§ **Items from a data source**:
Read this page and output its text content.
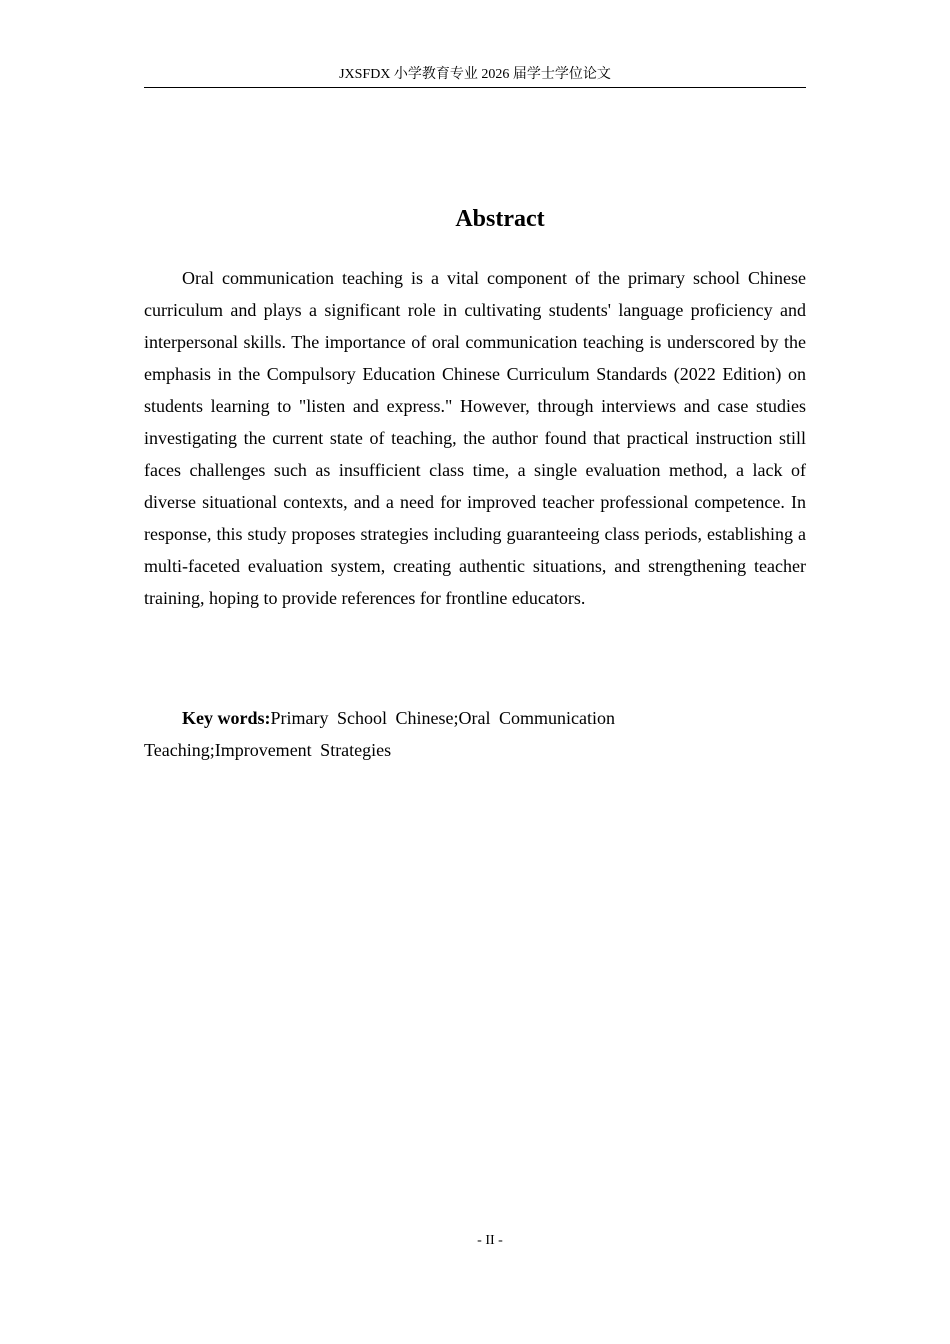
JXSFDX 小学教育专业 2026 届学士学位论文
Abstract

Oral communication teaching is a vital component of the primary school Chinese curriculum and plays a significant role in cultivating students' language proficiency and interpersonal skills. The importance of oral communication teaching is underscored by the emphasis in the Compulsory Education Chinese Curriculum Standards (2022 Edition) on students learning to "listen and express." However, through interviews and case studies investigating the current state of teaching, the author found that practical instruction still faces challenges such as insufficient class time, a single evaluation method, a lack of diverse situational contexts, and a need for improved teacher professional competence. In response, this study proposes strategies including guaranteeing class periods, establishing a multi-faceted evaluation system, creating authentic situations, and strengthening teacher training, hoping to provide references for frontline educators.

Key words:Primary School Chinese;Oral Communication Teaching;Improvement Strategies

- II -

---

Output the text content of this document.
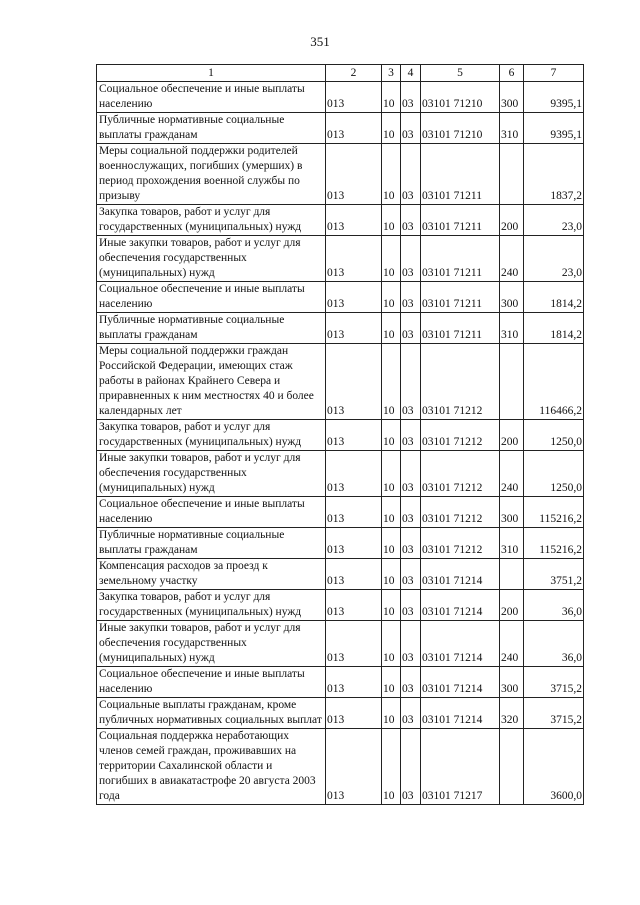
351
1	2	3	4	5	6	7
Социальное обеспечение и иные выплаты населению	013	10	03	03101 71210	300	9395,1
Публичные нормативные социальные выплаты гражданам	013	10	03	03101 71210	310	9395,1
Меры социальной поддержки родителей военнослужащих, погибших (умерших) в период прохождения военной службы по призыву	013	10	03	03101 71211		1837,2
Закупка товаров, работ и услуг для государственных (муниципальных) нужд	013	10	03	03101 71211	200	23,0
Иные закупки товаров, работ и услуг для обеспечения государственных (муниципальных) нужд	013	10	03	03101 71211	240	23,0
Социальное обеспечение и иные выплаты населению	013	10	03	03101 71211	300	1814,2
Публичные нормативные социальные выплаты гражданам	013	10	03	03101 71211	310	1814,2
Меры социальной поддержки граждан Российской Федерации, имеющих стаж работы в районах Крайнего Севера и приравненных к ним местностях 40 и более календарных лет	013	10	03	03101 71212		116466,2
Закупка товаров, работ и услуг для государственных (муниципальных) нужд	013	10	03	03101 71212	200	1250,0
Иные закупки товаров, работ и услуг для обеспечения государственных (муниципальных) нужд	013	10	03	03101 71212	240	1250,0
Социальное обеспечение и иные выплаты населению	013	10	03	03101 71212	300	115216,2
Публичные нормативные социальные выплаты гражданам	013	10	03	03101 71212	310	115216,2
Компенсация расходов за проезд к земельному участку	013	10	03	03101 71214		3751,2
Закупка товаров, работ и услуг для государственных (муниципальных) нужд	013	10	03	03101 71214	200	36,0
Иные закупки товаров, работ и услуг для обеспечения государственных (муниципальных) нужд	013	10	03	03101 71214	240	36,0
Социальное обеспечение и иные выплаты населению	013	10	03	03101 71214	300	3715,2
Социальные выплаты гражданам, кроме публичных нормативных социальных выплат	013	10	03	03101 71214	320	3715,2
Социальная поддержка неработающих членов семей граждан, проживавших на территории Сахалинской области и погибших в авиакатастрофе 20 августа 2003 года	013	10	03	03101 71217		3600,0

§ **WHAT NEEDS TO BE DONE**:
Return every line holding the word "гражданам" from the records.

§ **WRITTEN RESPONSE**:
Публичные нормативные социальные выплаты гражданам	013	10	03	03101 71210	310	9395,1
Публичные нормативные социальные выплаты гражданам	013	10	03	03101 71211	310	1814,2
Публичные нормативные социальные выплаты гражданам	013	10	03	03101 71212	310	115216,2
Социальные выплаты гражданам, кроме публичных нормативных социальных выплат	013	10	03	03101 71214	320	3715,2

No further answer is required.